* [YOUR ASSIGNMENT] Scan the entries below for the word "Protein", then copy each line that holds it.

EXCERPTED DATA: Begin

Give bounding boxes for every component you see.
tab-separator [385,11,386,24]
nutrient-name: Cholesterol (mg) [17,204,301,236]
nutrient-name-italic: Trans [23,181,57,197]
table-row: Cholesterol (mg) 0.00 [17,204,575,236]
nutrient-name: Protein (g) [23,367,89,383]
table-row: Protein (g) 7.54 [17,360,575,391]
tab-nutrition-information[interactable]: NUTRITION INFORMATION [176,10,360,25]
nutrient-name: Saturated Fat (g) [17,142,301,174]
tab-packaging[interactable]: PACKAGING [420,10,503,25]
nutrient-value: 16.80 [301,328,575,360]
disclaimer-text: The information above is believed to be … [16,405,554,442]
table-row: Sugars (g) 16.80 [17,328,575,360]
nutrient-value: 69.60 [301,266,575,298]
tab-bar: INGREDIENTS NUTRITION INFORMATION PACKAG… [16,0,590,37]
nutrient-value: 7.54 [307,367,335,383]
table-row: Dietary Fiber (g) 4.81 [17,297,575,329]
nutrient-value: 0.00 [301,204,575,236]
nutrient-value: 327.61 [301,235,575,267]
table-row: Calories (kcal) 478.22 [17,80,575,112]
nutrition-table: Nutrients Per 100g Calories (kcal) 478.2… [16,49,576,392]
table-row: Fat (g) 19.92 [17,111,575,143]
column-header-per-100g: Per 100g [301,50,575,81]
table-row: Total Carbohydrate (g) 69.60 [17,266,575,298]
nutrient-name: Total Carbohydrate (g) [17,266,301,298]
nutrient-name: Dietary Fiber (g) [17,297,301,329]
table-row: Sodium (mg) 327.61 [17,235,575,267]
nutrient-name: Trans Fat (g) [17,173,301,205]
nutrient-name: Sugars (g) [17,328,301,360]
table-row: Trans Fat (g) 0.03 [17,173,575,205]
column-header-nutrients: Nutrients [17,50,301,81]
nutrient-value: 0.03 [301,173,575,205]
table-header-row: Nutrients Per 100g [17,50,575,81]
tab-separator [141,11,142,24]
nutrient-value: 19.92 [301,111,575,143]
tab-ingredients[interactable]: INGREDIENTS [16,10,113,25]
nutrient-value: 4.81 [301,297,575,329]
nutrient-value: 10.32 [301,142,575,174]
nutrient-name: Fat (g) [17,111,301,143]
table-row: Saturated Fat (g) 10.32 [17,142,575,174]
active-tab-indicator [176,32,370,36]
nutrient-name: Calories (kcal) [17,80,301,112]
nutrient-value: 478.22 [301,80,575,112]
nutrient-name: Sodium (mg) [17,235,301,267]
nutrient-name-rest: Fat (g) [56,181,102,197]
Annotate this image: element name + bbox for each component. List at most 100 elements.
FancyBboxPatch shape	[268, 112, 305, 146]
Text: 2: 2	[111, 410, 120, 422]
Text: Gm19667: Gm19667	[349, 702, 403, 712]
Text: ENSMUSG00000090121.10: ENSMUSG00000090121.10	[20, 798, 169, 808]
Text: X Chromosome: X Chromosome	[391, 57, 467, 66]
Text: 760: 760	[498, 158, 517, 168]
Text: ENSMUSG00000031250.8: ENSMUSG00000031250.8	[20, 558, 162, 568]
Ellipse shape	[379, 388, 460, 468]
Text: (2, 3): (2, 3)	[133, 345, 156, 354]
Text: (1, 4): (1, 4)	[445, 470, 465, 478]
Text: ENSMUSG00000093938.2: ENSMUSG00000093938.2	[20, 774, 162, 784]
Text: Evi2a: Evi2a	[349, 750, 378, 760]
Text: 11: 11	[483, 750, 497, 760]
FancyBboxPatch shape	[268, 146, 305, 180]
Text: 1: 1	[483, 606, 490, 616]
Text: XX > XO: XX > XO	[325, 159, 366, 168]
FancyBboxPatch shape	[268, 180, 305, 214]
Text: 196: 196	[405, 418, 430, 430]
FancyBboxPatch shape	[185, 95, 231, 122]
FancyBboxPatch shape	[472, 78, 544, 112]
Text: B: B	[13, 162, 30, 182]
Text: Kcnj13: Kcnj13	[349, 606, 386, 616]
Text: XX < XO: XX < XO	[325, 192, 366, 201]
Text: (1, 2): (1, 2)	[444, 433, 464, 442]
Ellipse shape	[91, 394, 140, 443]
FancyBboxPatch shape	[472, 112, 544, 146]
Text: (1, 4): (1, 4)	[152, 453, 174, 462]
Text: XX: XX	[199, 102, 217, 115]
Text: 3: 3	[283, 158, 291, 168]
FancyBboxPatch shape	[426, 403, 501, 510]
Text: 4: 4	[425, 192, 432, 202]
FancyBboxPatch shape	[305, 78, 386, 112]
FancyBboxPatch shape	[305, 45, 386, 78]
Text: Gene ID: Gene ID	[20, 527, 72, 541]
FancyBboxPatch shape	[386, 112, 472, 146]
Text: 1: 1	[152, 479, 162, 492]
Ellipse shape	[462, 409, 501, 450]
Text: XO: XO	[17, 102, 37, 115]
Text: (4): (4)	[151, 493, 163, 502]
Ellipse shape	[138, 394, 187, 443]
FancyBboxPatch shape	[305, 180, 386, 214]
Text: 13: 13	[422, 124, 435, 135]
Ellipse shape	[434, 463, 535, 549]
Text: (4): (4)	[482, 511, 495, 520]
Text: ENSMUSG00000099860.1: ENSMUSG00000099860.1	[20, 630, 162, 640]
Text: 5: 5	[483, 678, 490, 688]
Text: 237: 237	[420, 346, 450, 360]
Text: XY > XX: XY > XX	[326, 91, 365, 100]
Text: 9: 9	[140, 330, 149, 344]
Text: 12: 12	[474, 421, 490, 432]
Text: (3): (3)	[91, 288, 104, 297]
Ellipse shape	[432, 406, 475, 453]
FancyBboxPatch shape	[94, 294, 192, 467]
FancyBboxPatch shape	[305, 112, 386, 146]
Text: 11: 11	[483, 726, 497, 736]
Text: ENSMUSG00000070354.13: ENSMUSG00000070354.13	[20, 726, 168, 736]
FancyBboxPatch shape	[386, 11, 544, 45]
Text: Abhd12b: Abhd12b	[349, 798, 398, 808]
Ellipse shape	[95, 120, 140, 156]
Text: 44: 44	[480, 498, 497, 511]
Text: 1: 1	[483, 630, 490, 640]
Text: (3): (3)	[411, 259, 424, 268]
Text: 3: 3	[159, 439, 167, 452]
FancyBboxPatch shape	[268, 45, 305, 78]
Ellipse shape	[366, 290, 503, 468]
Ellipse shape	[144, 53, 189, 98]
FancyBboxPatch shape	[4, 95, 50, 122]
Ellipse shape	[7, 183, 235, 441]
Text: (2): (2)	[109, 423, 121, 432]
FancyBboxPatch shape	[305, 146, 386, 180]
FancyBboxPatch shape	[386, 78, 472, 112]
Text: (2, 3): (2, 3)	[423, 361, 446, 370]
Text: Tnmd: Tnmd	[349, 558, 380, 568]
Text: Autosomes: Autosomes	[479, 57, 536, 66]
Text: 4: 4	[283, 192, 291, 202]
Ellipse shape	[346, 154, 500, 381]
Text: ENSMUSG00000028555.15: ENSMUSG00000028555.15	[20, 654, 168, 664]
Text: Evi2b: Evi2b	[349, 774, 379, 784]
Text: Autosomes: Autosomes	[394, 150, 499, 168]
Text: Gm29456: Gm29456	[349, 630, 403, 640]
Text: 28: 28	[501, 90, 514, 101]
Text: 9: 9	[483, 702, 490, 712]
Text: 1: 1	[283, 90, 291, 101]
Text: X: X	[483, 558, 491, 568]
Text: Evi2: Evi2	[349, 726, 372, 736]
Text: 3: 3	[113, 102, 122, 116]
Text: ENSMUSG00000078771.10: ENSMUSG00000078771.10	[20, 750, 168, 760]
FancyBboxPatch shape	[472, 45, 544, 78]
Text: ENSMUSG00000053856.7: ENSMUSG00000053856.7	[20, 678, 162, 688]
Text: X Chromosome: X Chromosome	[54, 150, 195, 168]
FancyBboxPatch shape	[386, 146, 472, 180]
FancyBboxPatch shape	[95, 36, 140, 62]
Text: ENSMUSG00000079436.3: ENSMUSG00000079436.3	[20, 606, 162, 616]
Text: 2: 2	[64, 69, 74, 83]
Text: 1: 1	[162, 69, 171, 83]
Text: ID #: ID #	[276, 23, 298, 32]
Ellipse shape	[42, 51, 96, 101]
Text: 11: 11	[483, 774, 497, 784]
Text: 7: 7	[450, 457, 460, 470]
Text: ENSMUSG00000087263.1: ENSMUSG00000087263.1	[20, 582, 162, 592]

EXCERPTED DATA: End

* [FINAL ANSWER]
nutrient-name: Protein (g) [23,367,89,383]
table-row: Protein (g) 7.54 [17,360,575,391]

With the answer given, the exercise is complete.